##### Text provided

Reputation: 2677
I'm using the following method to perform a bulk insert, and to optionally avoid inserting duplicates, with SQLAlchemy:
def bulk_insert_users(self, users, allow_duplicates = False):
if not allow_duplicates:
users_new = []
for user in users:
if not self.SQL_IO.db.query(User_DB.id).filter_by(user_id = user.user_id).scalar():
users_new.append(user)
users = users_new
self.SQL_IO.db.bulk_save_objects(users)
self.SQL_IO.db.commit()
Can the above functionality be implemented such that the function is faster?
Upvotes: 1
Views: 1552
Reputation: 40901
How many users do you have? You're querying for the users one at a time, every single iteration of that loop. You might have more luck querying for ALL user Ids, put them in a list, then check against that list.

##########
##### Supplied information

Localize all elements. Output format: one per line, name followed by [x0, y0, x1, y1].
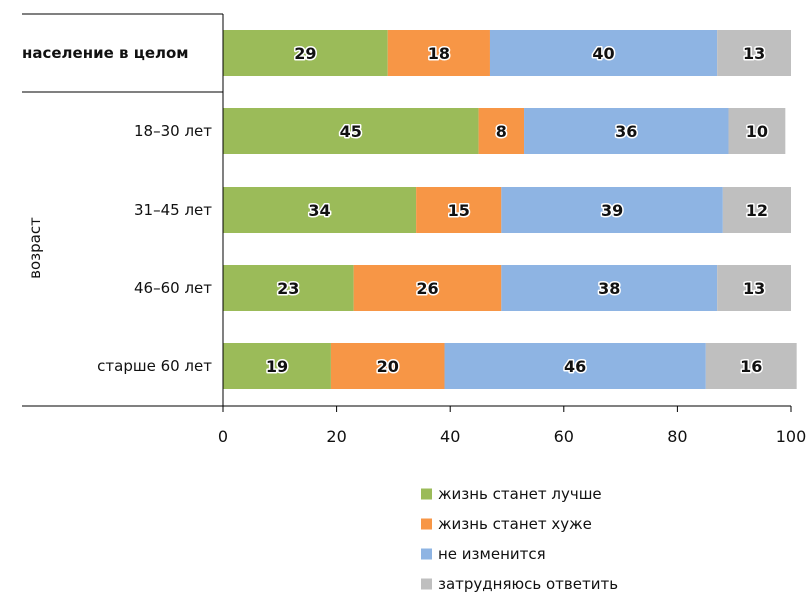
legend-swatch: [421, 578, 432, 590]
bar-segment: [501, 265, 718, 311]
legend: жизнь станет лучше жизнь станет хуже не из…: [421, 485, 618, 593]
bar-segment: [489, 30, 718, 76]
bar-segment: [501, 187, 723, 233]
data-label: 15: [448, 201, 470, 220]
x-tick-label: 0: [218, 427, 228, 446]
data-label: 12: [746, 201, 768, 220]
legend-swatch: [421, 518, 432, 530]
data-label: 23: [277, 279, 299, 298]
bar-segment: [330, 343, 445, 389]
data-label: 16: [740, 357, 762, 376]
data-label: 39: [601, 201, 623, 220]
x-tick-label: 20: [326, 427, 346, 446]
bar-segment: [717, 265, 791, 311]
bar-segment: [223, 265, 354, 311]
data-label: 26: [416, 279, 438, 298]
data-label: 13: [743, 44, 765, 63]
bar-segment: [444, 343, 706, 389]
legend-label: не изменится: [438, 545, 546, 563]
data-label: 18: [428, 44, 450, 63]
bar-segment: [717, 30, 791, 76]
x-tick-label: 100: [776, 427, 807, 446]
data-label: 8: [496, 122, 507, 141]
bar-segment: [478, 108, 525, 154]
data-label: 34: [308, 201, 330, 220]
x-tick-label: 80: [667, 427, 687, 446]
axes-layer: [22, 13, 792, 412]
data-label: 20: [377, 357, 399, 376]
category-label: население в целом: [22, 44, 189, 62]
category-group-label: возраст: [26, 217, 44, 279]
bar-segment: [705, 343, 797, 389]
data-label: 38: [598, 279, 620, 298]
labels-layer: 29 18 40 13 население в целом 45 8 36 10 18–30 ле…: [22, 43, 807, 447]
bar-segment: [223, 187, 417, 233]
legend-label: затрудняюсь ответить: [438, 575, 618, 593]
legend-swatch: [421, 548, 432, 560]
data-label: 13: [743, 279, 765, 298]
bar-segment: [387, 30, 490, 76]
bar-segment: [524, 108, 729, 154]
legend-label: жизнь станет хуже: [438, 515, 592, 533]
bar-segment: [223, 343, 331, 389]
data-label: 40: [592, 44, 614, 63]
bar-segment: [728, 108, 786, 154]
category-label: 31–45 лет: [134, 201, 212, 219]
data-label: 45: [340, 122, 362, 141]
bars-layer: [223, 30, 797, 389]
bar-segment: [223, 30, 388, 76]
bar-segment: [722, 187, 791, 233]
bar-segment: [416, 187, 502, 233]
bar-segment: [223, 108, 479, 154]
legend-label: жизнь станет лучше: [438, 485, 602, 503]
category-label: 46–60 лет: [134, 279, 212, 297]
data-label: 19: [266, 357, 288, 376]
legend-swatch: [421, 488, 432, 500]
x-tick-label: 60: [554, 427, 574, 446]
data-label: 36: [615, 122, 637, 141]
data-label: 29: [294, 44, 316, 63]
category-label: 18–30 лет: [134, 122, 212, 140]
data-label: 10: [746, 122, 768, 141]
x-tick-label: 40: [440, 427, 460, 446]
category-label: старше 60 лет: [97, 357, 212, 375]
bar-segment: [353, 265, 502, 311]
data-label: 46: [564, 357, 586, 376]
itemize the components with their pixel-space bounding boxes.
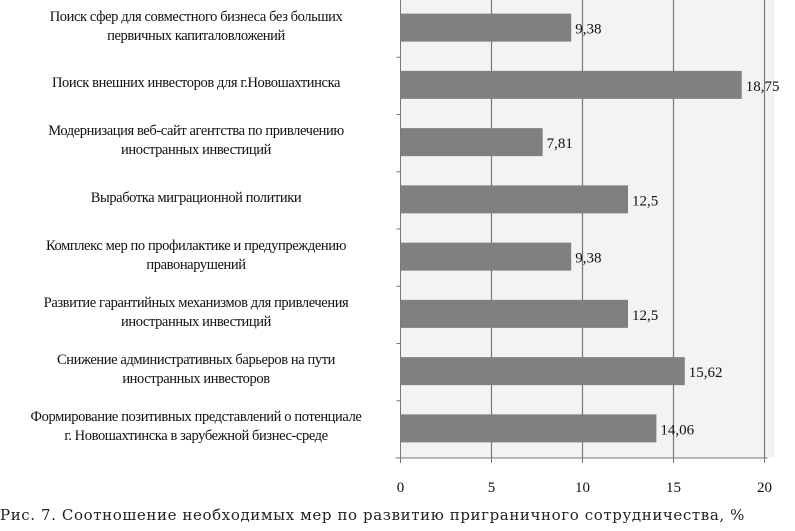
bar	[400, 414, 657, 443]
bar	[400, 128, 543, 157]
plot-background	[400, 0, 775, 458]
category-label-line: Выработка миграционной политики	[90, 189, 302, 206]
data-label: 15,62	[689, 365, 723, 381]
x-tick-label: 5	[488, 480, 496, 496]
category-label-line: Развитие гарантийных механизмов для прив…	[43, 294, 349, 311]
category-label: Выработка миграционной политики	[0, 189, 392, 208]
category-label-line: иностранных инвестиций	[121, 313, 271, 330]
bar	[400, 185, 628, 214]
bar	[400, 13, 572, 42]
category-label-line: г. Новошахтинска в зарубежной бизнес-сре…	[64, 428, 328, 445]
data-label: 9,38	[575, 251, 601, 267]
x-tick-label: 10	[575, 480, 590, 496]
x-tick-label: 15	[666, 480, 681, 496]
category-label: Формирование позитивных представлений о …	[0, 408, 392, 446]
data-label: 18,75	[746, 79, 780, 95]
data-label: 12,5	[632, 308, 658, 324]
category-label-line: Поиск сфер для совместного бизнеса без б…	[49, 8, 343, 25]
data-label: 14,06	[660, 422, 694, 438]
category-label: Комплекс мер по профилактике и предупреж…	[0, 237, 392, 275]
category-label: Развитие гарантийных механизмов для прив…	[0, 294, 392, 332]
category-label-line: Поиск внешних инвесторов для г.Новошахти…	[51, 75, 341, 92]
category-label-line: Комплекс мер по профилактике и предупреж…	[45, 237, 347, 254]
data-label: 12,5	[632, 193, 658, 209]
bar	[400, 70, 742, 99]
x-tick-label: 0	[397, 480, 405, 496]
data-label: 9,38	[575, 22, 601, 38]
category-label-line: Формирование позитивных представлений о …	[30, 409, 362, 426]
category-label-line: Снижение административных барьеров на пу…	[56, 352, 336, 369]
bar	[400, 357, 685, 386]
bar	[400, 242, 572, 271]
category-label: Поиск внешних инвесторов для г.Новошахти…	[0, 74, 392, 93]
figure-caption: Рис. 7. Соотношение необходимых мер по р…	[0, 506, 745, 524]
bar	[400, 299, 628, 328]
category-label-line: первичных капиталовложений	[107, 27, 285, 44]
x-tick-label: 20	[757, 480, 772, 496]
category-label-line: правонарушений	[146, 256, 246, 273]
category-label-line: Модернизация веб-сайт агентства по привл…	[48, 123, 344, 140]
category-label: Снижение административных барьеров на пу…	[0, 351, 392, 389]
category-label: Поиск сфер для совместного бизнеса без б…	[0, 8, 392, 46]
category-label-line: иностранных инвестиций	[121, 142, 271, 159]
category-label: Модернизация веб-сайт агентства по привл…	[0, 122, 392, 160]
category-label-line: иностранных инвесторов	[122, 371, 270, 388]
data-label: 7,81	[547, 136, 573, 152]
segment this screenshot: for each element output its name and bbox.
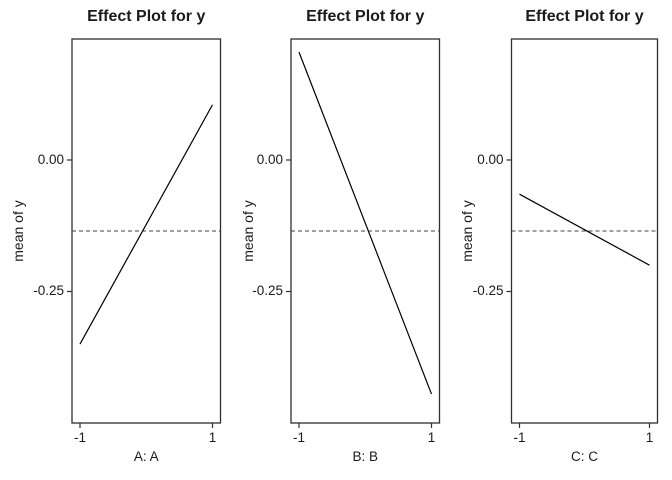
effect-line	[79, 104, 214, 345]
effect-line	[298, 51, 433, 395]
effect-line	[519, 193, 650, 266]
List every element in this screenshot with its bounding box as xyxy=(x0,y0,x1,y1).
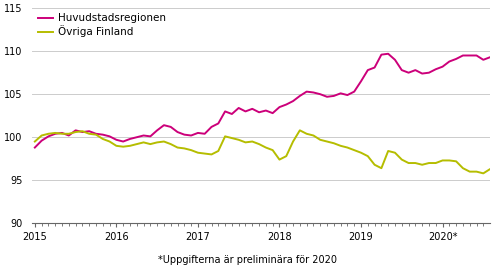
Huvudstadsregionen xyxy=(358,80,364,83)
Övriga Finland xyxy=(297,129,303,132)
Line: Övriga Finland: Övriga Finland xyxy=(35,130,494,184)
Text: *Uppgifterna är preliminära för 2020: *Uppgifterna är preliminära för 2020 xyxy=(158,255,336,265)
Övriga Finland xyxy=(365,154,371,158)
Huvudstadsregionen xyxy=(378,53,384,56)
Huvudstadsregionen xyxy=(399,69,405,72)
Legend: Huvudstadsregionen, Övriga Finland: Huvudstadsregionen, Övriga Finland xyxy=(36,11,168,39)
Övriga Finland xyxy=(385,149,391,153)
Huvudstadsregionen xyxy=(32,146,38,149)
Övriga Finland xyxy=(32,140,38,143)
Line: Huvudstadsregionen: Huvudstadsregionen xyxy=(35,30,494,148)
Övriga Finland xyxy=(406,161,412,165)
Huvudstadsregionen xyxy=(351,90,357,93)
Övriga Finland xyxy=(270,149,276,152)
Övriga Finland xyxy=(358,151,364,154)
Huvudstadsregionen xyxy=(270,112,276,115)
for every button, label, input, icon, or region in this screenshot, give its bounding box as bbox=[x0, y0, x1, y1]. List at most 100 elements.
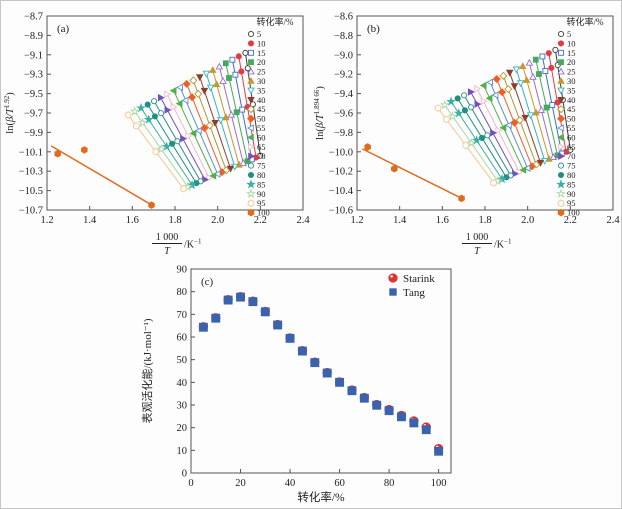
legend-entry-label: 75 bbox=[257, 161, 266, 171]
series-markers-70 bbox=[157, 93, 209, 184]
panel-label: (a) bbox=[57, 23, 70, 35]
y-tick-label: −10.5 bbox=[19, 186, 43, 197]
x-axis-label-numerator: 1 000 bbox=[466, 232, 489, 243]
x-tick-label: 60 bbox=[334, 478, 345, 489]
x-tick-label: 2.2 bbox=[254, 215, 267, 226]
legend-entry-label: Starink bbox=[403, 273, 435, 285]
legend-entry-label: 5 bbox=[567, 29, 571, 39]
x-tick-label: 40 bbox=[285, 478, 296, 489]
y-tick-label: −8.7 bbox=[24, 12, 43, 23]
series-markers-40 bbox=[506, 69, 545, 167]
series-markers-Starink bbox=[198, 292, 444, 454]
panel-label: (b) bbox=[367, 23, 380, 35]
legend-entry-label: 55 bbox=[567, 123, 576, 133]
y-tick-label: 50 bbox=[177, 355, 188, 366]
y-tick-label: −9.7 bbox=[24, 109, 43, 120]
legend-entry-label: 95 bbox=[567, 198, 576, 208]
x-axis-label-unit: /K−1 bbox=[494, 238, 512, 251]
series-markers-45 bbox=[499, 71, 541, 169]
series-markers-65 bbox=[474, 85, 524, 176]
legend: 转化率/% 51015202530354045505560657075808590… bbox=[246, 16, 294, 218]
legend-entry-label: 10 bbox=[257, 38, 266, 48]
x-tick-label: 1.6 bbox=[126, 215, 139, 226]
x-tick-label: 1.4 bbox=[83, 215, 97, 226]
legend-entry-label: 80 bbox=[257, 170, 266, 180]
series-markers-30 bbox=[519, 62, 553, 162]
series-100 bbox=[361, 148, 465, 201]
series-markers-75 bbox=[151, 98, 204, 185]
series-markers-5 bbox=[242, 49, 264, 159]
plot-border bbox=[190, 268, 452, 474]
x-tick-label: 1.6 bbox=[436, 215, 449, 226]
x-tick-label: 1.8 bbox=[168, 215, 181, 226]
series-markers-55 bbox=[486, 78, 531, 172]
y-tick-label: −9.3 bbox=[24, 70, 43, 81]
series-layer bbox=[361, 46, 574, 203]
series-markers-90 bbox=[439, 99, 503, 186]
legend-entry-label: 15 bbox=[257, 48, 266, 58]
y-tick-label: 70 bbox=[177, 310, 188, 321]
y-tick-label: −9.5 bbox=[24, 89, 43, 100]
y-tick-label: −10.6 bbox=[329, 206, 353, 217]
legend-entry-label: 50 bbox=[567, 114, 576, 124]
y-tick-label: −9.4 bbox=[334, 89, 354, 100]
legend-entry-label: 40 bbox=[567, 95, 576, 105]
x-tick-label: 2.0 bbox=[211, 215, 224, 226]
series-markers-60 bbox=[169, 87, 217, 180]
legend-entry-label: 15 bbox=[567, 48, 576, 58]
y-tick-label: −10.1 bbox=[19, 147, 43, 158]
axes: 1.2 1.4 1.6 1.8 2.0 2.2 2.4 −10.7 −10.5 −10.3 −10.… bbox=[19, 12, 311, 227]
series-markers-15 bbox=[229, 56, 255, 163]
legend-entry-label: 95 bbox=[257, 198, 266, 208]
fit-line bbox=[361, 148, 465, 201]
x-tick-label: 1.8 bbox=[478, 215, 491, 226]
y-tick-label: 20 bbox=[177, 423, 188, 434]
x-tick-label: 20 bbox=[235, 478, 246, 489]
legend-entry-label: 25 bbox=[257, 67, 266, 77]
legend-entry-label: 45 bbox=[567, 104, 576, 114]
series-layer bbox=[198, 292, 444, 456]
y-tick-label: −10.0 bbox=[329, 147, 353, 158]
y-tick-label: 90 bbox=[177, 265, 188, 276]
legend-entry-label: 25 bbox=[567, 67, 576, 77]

##########

__Instruction 1__.
In the SQLAlchemy bulk insert thread, what does the reply suggest querying for instead of checking users one at a time?
__Instruction 2__.
Continue the SQLAlchemy bulk insert thread from where it stops.

__Exercise output 1__.
All user IDs, put into a list to check each user against.

__Exercise output 2__.
existing_users = #query for all user IDs
for user in new_users:
if user not in existing_users:
#do_stuff
Upvotes: 1
Reputation: 318508
You can load all user ids first, put them into a set and then use user.user_id in existing_user_ids
to determine whether to add a new user or not instead of sending a SELECT query every time. Even with ten thousands of users this will be quite fast, especially compared to contacting the database for each user.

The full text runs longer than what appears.